>> Start

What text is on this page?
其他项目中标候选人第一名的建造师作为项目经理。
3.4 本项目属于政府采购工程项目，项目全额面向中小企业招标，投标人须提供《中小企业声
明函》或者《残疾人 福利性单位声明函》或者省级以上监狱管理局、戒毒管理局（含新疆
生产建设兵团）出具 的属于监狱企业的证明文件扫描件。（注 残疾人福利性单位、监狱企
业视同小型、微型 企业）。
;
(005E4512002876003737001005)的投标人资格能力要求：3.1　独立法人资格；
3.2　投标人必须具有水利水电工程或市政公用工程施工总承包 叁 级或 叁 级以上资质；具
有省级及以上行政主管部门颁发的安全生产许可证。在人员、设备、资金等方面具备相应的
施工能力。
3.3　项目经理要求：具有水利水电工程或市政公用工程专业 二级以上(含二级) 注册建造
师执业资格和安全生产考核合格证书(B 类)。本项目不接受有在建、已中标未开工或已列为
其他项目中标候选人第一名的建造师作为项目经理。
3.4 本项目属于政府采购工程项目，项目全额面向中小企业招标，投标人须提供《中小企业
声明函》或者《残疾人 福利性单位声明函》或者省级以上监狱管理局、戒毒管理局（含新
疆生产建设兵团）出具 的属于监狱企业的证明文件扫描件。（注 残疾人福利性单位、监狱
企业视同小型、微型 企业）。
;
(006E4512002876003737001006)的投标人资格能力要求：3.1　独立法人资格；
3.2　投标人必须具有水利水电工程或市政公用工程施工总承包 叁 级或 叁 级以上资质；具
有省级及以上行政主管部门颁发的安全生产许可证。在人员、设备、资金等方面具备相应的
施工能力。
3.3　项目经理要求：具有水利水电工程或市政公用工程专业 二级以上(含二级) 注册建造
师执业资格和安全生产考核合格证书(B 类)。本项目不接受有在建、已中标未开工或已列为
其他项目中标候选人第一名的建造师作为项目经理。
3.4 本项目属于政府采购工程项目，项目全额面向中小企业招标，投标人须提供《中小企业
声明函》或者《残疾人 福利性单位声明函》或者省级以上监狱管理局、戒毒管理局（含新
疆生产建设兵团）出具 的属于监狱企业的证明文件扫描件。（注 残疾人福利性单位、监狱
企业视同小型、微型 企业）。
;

>> End

▸ **Task prompt**
Check each line of the records above for "的投标人资格能力要求", and copy those that have it.

▸ **Response to this exercise**
(005E4512002876003737001005)的投标人资格能力要求：3.1　独立法人资格；
(006E4512002876003737001006)的投标人资格能力要求：3.1　独立法人资格；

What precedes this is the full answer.